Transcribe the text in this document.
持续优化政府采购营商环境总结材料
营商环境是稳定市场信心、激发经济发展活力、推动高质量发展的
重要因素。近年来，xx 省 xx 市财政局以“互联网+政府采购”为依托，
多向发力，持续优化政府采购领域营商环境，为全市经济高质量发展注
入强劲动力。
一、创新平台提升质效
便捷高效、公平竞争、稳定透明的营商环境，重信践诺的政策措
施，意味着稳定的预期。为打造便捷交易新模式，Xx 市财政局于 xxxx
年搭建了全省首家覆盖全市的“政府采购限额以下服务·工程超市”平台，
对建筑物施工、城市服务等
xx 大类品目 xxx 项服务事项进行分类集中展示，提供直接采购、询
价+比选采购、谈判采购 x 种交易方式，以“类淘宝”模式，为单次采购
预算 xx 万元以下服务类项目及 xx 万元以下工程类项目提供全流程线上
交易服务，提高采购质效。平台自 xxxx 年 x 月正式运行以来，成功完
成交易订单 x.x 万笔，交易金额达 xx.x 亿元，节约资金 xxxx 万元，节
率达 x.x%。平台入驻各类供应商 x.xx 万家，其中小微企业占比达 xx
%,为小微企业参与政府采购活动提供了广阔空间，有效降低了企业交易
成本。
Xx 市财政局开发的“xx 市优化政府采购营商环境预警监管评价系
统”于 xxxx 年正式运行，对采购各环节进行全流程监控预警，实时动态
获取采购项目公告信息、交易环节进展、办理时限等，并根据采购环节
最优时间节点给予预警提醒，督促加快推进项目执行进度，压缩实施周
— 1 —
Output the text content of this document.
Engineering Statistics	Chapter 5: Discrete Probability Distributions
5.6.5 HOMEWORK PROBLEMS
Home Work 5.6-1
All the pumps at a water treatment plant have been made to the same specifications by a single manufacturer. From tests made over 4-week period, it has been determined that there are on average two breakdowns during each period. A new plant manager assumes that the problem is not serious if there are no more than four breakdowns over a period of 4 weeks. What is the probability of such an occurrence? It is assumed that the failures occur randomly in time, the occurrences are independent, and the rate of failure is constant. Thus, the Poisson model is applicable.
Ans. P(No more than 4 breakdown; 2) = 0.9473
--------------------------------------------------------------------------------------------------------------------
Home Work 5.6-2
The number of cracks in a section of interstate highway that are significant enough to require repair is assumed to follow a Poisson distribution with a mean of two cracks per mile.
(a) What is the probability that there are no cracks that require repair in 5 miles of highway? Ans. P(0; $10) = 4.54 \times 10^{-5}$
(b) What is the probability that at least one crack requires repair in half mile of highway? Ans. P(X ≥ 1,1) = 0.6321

▸ EXERCISE OBJECTIVE
Copy every line in the listing above where the string "text" turns up.

▸ TASK OUTPUT
Transcribe the text in this document.
Output the text content of this document.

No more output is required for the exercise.